== Problem requirements ==
Your task is to gather the lines below that hold the string "быть".

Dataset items
====================

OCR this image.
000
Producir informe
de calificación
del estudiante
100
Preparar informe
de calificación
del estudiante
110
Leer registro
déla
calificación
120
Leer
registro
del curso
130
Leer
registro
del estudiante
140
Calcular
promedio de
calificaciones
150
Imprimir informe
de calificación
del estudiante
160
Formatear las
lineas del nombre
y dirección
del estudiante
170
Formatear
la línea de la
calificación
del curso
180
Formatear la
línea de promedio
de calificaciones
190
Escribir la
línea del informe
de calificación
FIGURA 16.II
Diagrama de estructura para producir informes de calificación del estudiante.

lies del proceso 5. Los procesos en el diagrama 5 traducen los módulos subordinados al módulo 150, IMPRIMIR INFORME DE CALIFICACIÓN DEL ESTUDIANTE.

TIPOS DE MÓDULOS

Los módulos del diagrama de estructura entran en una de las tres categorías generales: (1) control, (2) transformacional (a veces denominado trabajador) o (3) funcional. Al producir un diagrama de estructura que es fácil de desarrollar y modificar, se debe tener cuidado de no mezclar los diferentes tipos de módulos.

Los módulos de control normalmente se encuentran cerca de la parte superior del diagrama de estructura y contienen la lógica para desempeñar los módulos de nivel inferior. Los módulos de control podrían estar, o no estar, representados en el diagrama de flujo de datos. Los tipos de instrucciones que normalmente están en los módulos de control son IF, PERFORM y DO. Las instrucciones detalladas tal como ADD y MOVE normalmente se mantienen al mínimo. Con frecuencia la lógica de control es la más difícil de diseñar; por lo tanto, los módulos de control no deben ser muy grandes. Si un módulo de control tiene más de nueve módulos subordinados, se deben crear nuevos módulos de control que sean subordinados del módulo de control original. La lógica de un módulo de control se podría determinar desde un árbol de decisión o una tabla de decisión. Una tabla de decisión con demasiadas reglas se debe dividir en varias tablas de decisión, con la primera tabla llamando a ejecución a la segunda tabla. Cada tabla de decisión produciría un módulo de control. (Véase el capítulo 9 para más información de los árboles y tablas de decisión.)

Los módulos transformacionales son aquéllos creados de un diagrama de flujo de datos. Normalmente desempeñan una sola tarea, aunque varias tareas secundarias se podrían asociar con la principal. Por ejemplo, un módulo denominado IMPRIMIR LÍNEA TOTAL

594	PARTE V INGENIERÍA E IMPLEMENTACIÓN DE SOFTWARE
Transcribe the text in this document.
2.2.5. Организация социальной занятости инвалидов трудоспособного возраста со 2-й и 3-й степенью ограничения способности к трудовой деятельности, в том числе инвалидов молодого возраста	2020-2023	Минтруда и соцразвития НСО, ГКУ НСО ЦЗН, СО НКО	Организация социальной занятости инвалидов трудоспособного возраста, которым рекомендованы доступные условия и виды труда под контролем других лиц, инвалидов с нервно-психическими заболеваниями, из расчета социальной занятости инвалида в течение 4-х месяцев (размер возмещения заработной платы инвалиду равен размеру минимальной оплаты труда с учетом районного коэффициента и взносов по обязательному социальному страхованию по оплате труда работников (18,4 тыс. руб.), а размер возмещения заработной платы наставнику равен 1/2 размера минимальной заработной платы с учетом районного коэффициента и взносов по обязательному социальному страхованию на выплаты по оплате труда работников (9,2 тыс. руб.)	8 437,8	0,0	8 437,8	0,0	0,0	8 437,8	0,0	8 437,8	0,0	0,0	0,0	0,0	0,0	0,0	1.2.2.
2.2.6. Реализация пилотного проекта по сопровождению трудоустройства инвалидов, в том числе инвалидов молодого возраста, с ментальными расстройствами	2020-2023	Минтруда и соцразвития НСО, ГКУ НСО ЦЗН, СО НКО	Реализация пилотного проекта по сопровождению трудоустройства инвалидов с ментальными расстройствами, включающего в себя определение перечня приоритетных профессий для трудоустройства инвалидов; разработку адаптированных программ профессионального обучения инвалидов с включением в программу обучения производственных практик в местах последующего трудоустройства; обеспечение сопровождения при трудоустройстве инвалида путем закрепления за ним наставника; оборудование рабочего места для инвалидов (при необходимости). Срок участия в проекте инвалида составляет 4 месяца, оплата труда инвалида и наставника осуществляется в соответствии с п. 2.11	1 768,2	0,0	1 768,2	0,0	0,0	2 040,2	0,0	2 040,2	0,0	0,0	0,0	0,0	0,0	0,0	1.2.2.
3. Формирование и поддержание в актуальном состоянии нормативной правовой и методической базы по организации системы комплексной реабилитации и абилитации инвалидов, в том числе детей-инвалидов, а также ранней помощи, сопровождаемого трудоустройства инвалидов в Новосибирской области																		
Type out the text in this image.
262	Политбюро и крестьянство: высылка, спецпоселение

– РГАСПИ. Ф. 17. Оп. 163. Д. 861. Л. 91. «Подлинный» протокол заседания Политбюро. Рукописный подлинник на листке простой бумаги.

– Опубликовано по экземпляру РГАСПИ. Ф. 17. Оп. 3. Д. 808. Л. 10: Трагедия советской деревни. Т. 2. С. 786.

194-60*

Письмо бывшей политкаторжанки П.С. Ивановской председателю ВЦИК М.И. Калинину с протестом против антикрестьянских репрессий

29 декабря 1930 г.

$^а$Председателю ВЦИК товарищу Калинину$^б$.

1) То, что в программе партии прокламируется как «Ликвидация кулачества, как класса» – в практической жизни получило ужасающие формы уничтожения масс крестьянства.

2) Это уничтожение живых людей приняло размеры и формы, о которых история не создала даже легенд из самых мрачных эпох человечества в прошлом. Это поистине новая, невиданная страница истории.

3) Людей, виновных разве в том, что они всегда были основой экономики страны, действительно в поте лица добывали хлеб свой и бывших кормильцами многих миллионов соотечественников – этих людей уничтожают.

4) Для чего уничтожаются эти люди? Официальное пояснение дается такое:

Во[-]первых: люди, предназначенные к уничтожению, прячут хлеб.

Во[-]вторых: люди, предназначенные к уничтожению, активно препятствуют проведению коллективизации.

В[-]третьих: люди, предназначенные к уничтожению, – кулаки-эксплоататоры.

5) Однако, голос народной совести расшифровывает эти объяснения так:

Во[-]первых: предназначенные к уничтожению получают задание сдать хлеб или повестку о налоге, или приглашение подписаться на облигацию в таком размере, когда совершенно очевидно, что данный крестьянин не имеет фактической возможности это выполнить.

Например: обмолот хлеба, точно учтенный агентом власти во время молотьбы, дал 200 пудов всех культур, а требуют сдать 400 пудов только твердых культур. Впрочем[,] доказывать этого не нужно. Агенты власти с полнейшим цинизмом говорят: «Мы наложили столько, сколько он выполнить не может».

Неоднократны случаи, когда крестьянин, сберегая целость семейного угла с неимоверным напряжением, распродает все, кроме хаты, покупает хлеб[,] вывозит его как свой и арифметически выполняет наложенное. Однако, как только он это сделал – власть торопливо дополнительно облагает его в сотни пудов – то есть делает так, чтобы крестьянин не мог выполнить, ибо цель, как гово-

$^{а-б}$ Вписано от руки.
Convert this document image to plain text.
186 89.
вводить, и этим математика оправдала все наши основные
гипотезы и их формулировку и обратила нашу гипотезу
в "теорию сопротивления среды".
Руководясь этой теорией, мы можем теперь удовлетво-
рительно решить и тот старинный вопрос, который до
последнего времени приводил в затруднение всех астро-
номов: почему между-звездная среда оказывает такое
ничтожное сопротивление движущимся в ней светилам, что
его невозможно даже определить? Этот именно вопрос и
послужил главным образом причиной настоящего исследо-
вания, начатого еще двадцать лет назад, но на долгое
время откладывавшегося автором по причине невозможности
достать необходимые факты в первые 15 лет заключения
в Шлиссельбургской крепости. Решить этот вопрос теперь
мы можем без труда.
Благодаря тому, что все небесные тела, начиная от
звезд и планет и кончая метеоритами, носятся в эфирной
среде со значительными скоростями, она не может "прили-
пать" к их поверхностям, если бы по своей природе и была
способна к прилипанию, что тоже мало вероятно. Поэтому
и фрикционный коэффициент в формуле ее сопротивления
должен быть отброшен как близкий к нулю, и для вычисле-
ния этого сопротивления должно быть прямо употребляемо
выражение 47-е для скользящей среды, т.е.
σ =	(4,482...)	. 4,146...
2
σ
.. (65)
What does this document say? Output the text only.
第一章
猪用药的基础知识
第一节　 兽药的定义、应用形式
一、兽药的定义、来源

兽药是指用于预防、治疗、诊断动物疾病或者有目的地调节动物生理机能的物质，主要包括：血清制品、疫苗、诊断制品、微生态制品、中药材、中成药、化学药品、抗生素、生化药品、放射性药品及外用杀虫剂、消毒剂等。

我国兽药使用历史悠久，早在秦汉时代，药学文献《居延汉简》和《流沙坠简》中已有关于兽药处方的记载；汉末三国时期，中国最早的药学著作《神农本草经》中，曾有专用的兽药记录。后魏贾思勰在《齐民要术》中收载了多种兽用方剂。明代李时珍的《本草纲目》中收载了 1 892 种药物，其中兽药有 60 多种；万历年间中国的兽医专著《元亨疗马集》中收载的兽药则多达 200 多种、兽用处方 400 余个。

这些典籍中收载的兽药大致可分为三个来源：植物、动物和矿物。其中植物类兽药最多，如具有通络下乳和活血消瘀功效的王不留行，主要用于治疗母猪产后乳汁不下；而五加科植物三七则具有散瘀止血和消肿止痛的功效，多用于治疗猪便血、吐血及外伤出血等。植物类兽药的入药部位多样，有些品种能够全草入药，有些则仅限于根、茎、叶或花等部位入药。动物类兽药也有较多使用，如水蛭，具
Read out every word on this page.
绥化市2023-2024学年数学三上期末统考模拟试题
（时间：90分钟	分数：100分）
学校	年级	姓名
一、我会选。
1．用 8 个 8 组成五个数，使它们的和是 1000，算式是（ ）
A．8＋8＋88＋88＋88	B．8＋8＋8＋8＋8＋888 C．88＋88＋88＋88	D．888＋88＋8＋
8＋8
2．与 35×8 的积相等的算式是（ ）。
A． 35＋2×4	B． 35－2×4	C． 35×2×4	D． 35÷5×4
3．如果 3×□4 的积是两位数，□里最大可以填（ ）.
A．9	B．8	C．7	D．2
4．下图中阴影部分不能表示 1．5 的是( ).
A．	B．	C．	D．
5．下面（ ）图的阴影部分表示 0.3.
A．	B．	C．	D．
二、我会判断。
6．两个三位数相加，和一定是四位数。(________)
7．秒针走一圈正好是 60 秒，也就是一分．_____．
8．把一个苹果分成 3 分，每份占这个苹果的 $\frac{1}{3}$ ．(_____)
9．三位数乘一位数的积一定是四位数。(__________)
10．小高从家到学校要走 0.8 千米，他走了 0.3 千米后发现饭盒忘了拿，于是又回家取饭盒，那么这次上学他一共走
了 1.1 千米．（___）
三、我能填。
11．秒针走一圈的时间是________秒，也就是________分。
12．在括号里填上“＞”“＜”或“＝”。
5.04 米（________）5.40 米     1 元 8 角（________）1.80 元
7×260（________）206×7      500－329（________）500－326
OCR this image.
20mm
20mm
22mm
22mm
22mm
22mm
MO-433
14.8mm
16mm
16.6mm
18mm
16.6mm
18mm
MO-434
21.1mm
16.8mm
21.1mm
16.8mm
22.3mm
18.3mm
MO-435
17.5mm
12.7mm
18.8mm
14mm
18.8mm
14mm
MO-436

====================

== Full response ==
должен быть отброшен как близкий к нулю, и для вычисле-
ния этого сопротивления должно быть прямо употребляемо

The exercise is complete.